_What you need to do:_ Write out the data below in full, unchanged, minus the images.
=== Stored data ===
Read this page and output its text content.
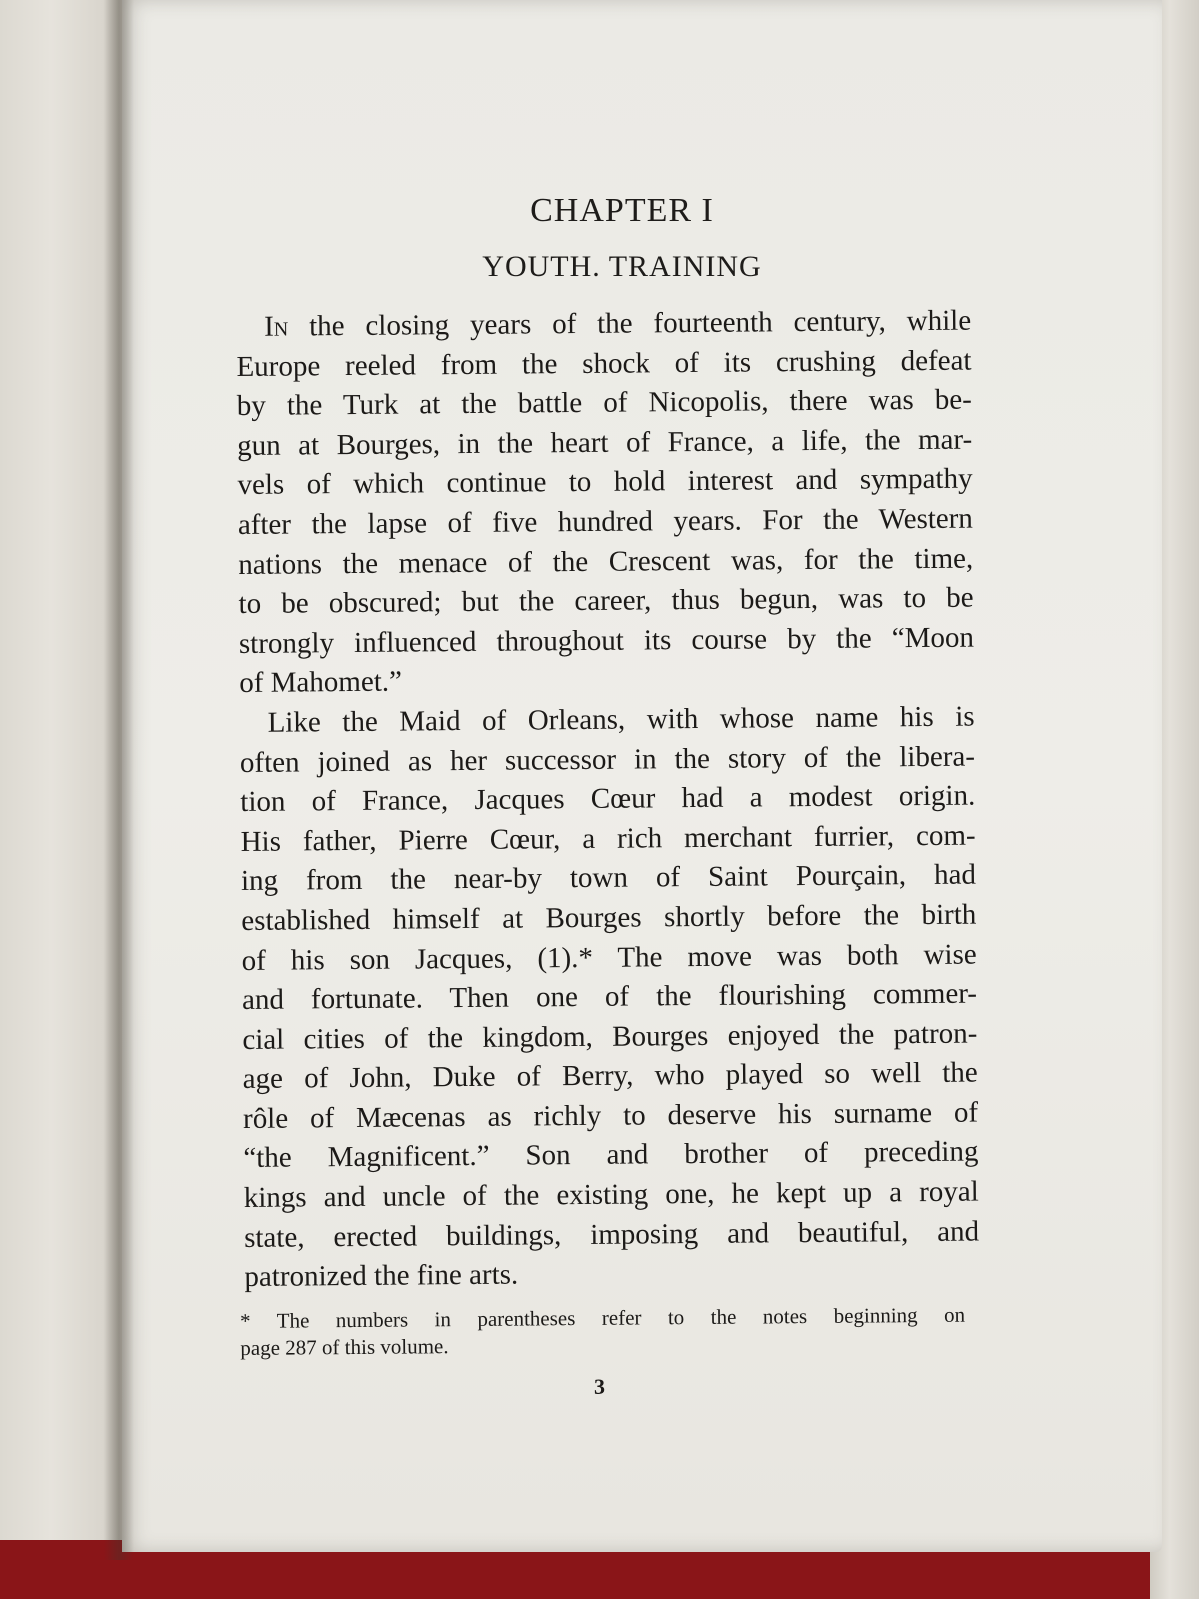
CHAPTER I
YOUTH. TRAINING
In the closing years of the fourteenth century, while
Europe reeled from the shock of its crushing defeat
by the Turk at the battle of Nicopolis, there was be-
gun at Bourges, in the heart of France, a life, the mar-
vels of which continue to hold interest and sympathy
after the lapse of five hundred years. For the Western
nations the menace of the Crescent was, for the time,
to be obscured; but the career, thus begun, was to be
strongly influenced throughout its course by the “Moon
of Mahomet.”
Like the Maid of Orleans, with whose name his is
often joined as her successor in the story of the libera-
tion of France, Jacques Cœur had a modest origin.
His father, Pierre Cœur, a rich merchant furrier, com-
ing from the near-by town of Saint Pourçain, had
established himself at Bourges shortly before the birth
of his son Jacques, (1).* The move was both wise
and fortunate. Then one of the flourishing commer-
cial cities of the kingdom, Bourges enjoyed the patron-
age of John, Duke of Berry, who played so well the
rôle of Mæcenas as richly to deserve his surname of
“the Magnificent.” Son and brother of preceding
kings and uncle of the existing one, he kept up a royal
state, erected buildings, imposing and beautiful, and
patronized the fine arts.
* The numbers in parentheses refer to the notes beginning on
page 287 of this volume.
3
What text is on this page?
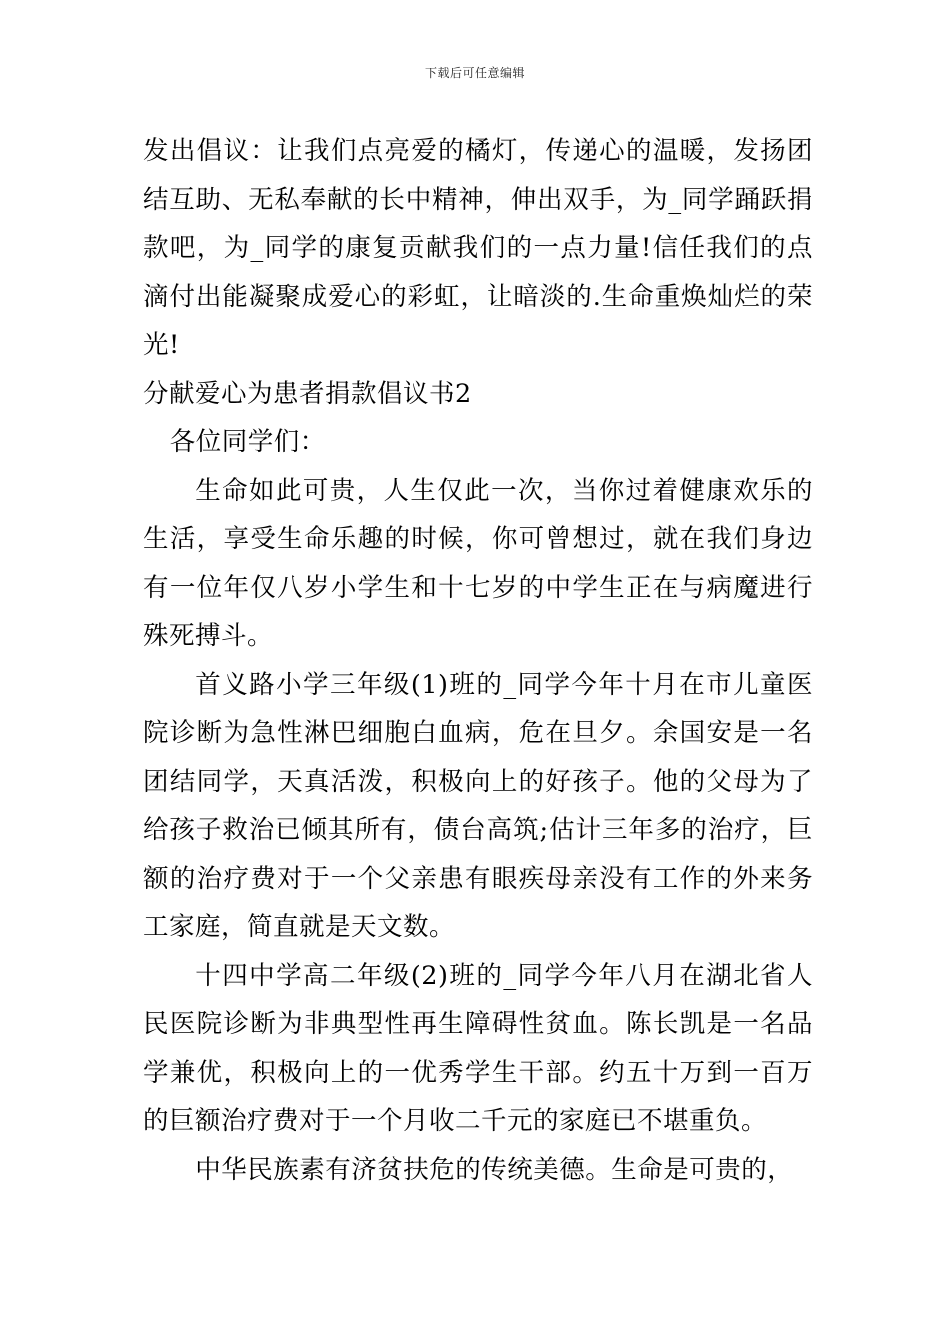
下载后可任意编辑

发出倡议：让我们点亮爱的橘灯，传递心的温暖，发扬团结互助、无私奉献的长中精神，伸出双手，为_同学踊跃捐款吧，为_同学的康复贡献我们的一点力量!信任我们的点滴付出能凝聚成爱心的彩虹，让暗淡的.生命重焕灿烂的荣光!

分献爱心为患者捐款倡议书2

各位同学们：

生命如此可贵，人生仅此一次，当你过着健康欢乐的生活，享受生命乐趣的时候，你可曾想过，就在我们身边有一位年仅八岁小学生和十七岁的中学生正在与病魔进行殊死搏斗。

首义路小学三年级(1)班的_同学今年十月在市儿童医院诊断为急性淋巴细胞白血病，危在旦夕。余国安是一名团结同学，天真活泼，积极向上的好孩子。他的父母为了给孩子救治已倾其所有，债台高筑;估计三年多的治疗，巨额的治疗费对于一个父亲患有眼疾母亲没有工作的外来务工家庭，简直就是天文数。

十四中学高二年级(2)班的_同学今年八月在湖北省人民医院诊断为非典型性再生障碍性贫血。陈长凯是一名品学兼优，积极向上的一优秀学生干部。约五十万到一百万的巨额治疗费对于一个月收二千元的家庭已不堪重负。

中华民族素有济贫扶危的传统美德。生命是可贵的，
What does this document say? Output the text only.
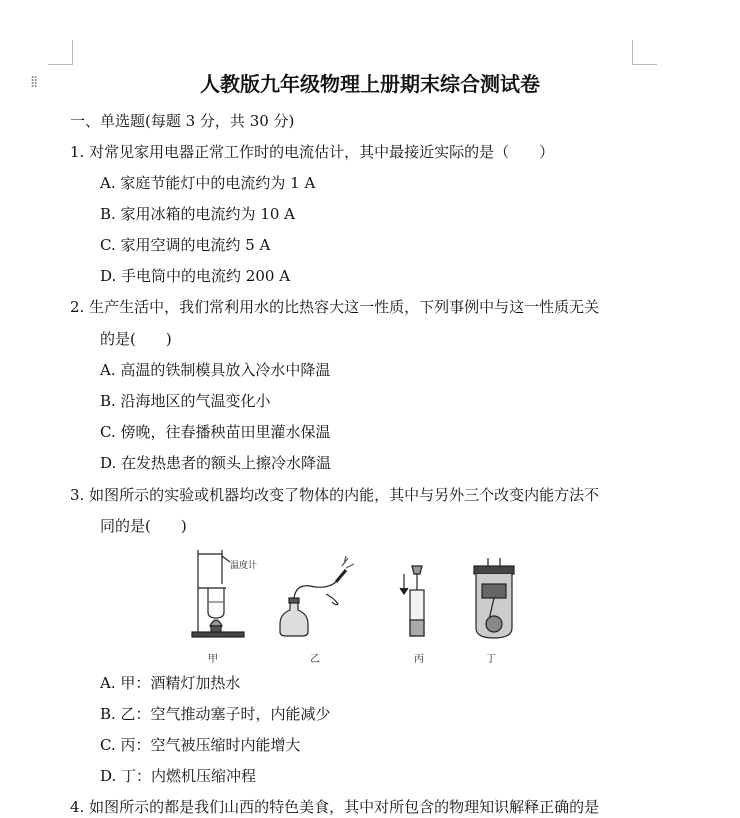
⁞⁞	人教版九年级物理上册期末综合测试卷
一、单选题(每题 3 分，共 30 分)
1. 对常见家用电器正常工作时的电流估计，其中最接近实际的是（　　）
A. 家庭节能灯中的电流约为 1 A
B. 家用冰箱的电流约为 10 A
C. 家用空调的电流约 5 A
D. 手电筒中的电流约 200 A
2. 生产生活中，我们常利用水的比热容大这一性质，下列事例中与这一性质无关
的是(　　)
A. 高温的铁制模具放入冷水中降温
B. 沿海地区的气温变化小
C. 傍晚，往春播秧苗田里灌水保温
D. 在发热患者的额头上擦冷水降温
3. 如图所示的实验或机器均改变了物体的内能，其中与另外三个改变内能方法不
同的是(　　)
温度计
甲	乙	丙	丁
A. 甲：酒精灯加热水
B. 乙：空气推动塞子时，内能减少
C. 丙：空气被压缩时内能增大
D. 丁：内燃机压缩冲程
4. 如图所示的都是我们山西的特色美食，其中对所包含的物理知识解释正确的是
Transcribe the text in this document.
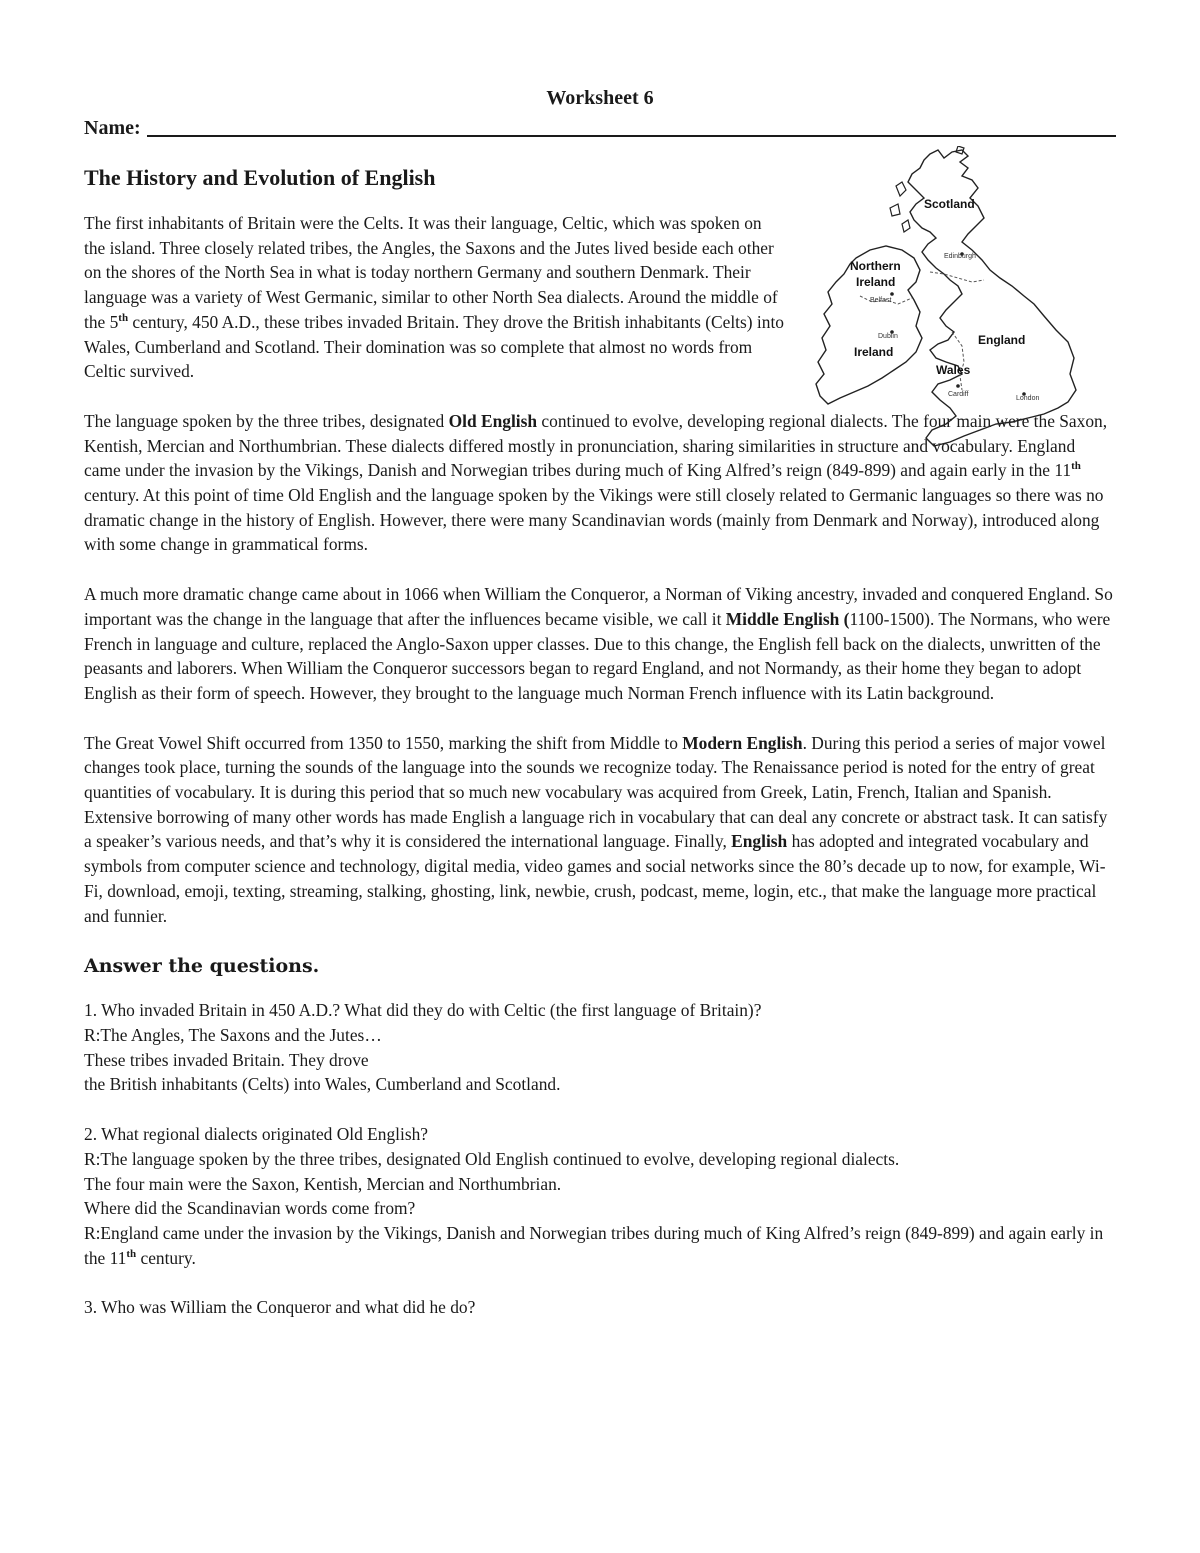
Worksheet 6
Name:
The History and Evolution of English

The first inhabitants of Britain were the Celts. It was their language, Celtic, which was spoken on the island. Three closely related tribes, the Angles, the Saxons and the Jutes lived beside each other on the shores of the North Sea in what is today northern Germany and southern Denmark. Their language was a variety of West Germanic, similar to other North Sea dialects. Around the middle of the 5th century, 450 A.D., these tribes invaded Britain. They drove the British inhabitants (Celts) into Wales, Cumberland and Scotland. Their domination was so complete that almost no words from Celtic survived.

The language spoken by the three tribes, designated Old English continued to evolve, developing regional dialects. The four main were the Saxon, Kentish, Mercian and Northumbrian. These dialects differed mostly in pronunciation, sharing similarities in structure and vocabulary. England came under the invasion by the Vikings, Danish and Norwegian tribes during much of King Alfred’s reign (849-899) and again early in the 11th century. At this point of time Old English and the language spoken by the Vikings were still closely related to Germanic languages so there was no dramatic change in the history of English. However, there were many Scandinavian words (mainly from Denmark and Norway), introduced along with some change in grammatical forms.

A much more dramatic change came about in 1066 when William the Conqueror, a Norman of Viking ancestry, invaded and conquered England. So important was the change in the language that after the influences became visible, we call it Middle English (1100-1500). The Normans, who were French in language and culture, replaced the Anglo-Saxon upper classes. Due to this change, the English fell back on the dialects, unwritten of the peasants and laborers. When William the Conqueror successors began to regard England, and not Normandy, as their home they began to adopt English as their form of speech. However, they brought to the language much Norman French influence with its Latin background.

The Great Vowel Shift occurred from 1350 to 1550, marking the shift from Middle to Modern English. During this period a series of major vowel changes took place, turning the sounds of the language into the sounds we recognize today. The Renaissance period is noted for the entry of great quantities of vocabulary. It is during this period that so much new vocabulary was acquired from Greek, Latin, French, Italian and Spanish. Extensive borrowing of many other words has made English a language rich in vocabulary that can deal any concrete or abstract task. It can satisfy a speaker’s various needs, and that’s why it is considered the international language. Finally, English has adopted and integrated vocabulary and symbols from computer science and technology, digital media, video games and social networks since the 80’s decade up to now, for example, Wi-Fi, download, emoji, texting, streaming, stalking, ghosting, link, newbie, crush, podcast, meme, login, etc., that make the language more practical and funnier.

Answer the questions.

1. Who invaded Britain in 450 A.D.? What did they do with Celtic (the first language of Britain)?

R:The Angles, The Saxons and the Jutes…

These tribes invaded Britain. They drove

the British inhabitants (Celts) into Wales, Cumberland and Scotland.

2. What regional dialects originated Old English?

R:The language spoken by the three tribes, designated Old English continued to evolve, developing regional dialects.

The four main were the Saxon, Kentish, Mercian and Northumbrian.

Where did the Scandinavian words come from?

R:England came under the invasion by the Vikings, Danish and Norwegian tribes during much of King Alfred’s reign (849-899) and again early in the 11th century.

3. Who was William the Conqueror and what did he do?

Scotland
Edinburgh
Northern
Ireland
Belfast
Dublin
Ireland
England
Wales
Cardiff
London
===
_Problem solution:_
Read this page and output its text content.
CHAPTER I
YOUTH. TRAINING
In the closing years of the fourteenth century, while
Europe reeled from the shock of its crushing defeat
by the Turk at the battle of Nicopolis, there was be-
gun at Bourges, in the heart of France, a life, the mar-
vels of which continue to hold interest and sympathy
after the lapse of five hundred years. For the Western
nations the menace of the Crescent was, for the time,
to be obscured; but the career, thus begun, was to be
strongly influenced throughout its course by the “Moon
of Mahomet.”
Like the Maid of Orleans, with whose name his is
often joined as her successor in the story of the libera-
tion of France, Jacques Cœur had a modest origin.
His father, Pierre Cœur, a rich merchant furrier, com-
ing from the near-by town of Saint Pourçain, had
established himself at Bourges shortly before the birth
of his son Jacques, (1).* The move was both wise
and fortunate. Then one of the flourishing commer-
cial cities of the kingdom, Bourges enjoyed the patron-
age of John, Duke of Berry, who played so well the
rôle of Mæcenas as richly to deserve his surname of
“the Magnificent.” Son and brother of preceding
kings and uncle of the existing one, he kept up a royal
state, erected buildings, imposing and beautiful, and
patronized the fine arts.
* The numbers in parentheses refer to the notes beginning on
page 287 of this volume.
3
What text is on this page?
下载后可任意编辑

发出倡议：让我们点亮爱的橘灯，传递心的温暖，发扬团结互助、无私奉献的长中精神，伸出双手，为_同学踊跃捐款吧，为_同学的康复贡献我们的一点力量!信任我们的点滴付出能凝聚成爱心的彩虹，让暗淡的.生命重焕灿烂的荣光!

分献爱心为患者捐款倡议书2

各位同学们：

生命如此可贵，人生仅此一次，当你过着健康欢乐的生活，享受生命乐趣的时候，你可曾想过，就在我们身边有一位年仅八岁小学生和十七岁的中学生正在与病魔进行殊死搏斗。

首义路小学三年级(1)班的_同学今年十月在市儿童医院诊断为急性淋巴细胞白血病，危在旦夕。余国安是一名团结同学，天真活泼，积极向上的好孩子。他的父母为了给孩子救治已倾其所有，债台高筑;估计三年多的治疗，巨额的治疗费对于一个父亲患有眼疾母亲没有工作的外来务工家庭，简直就是天文数。

十四中学高二年级(2)班的_同学今年八月在湖北省人民医院诊断为非典型性再生障碍性贫血。陈长凯是一名品学兼优，积极向上的一优秀学生干部。约五十万到一百万的巨额治疗费对于一个月收二千元的家庭已不堪重负。

中华民族素有济贫扶危的传统美德。生命是可贵的，
What does this document say? Output the text only.
⁞⁞	人教版九年级物理上册期末综合测试卷
一、单选题(每题 3 分，共 30 分)
1. 对常见家用电器正常工作时的电流估计，其中最接近实际的是（　　）
A. 家庭节能灯中的电流约为 1 A
B. 家用冰箱的电流约为 10 A
C. 家用空调的电流约 5 A
D. 手电筒中的电流约 200 A
2. 生产生活中，我们常利用水的比热容大这一性质，下列事例中与这一性质无关
的是(　　)
A. 高温的铁制模具放入冷水中降温
B. 沿海地区的气温变化小
C. 傍晚，往春播秧苗田里灌水保温
D. 在发热患者的额头上擦冷水降温
3. 如图所示的实验或机器均改变了物体的内能，其中与另外三个改变内能方法不
同的是(　　)
温度计
甲	乙	丙	丁
A. 甲：酒精灯加热水
B. 乙：空气推动塞子时，内能减少
C. 丙：空气被压缩时内能增大
D. 丁：内燃机压缩冲程
4. 如图所示的都是我们山西的特色美食，其中对所包含的物理知识解释正确的是
Transcribe the text in this document.
Worksheet 6
Name:
The History and Evolution of English

The first inhabitants of Britain were the Celts. It was their language, Celtic, which was spoken on the island. Three closely related tribes, the Angles, the Saxons and the Jutes lived beside each other on the shores of the North Sea in what is today northern Germany and southern Denmark. Their language was a variety of West Germanic, similar to other North Sea dialects. Around the middle of the 5th century, 450 A.D., these tribes invaded Britain. They drove the British inhabitants (Celts) into Wales, Cumberland and Scotland. Their domination was so complete that almost no words from Celtic survived.

The language spoken by the three tribes, designated Old English continued to evolve, developing regional dialects. The four main were the Saxon, Kentish, Mercian and Northumbrian. These dialects differed mostly in pronunciation, sharing similarities in structure and vocabulary. England came under the invasion by the Vikings, Danish and Norwegian tribes during much of King Alfred’s reign (849-899) and again early in the 11th century. At this point of time Old English and the language spoken by the Vikings were still closely related to Germanic languages so there was no dramatic change in the history of English. However, there were many Scandinavian words (mainly from Denmark and Norway), introduced along with some change in grammatical forms.

A much more dramatic change came about in 1066 when William the Conqueror, a Norman of Viking ancestry, invaded and conquered England. So important was the change in the language that after the influences became visible, we call it Middle English (1100-1500). The Normans, who were French in language and culture, replaced the Anglo-Saxon upper classes. Due to this change, the English fell back on the dialects, unwritten of the peasants and laborers. When William the Conqueror successors began to regard England, and not Normandy, as their home they began to adopt English as their form of speech. However, they brought to the language much Norman French influence with its Latin background.

The Great Vowel Shift occurred from 1350 to 1550, marking the shift from Middle to Modern English. During this period a series of major vowel changes took place, turning the sounds of the language into the sounds we recognize today. The Renaissance period is noted for the entry of great quantities of vocabulary. It is during this period that so much new vocabulary was acquired from Greek, Latin, French, Italian and Spanish. Extensive borrowing of many other words has made English a language rich in vocabulary that can deal any concrete or abstract task. It can satisfy a speaker’s various needs, and that’s why it is considered the international language. Finally, English has adopted and integrated vocabulary and symbols from computer science and technology, digital media, video games and social networks since the 80’s decade up to now, for example, Wi-Fi, download, emoji, texting, streaming, stalking, ghosting, link, newbie, crush, podcast, meme, login, etc., that make the language more practical and funnier.

Answer the questions.

1. Who invaded Britain in 450 A.D.? What did they do with Celtic (the first language of Britain)?

R:The Angles, The Saxons and the Jutes…

These tribes invaded Britain. They drove

the British inhabitants (Celts) into Wales, Cumberland and Scotland.

2. What regional dialects originated Old English?

R:The language spoken by the three tribes, designated Old English continued to evolve, developing regional dialects.

The four main were the Saxon, Kentish, Mercian and Northumbrian.

Where did the Scandinavian words come from?

R:England came under the invasion by the Vikings, Danish and Norwegian tribes during much of King Alfred’s reign (849-899) and again early in the 11th century.

3. Who was William the Conqueror and what did he do?

Scotland
Edinburgh
Northern
Ireland
Belfast
Dublin
Ireland
England
Wales
Cardiff
London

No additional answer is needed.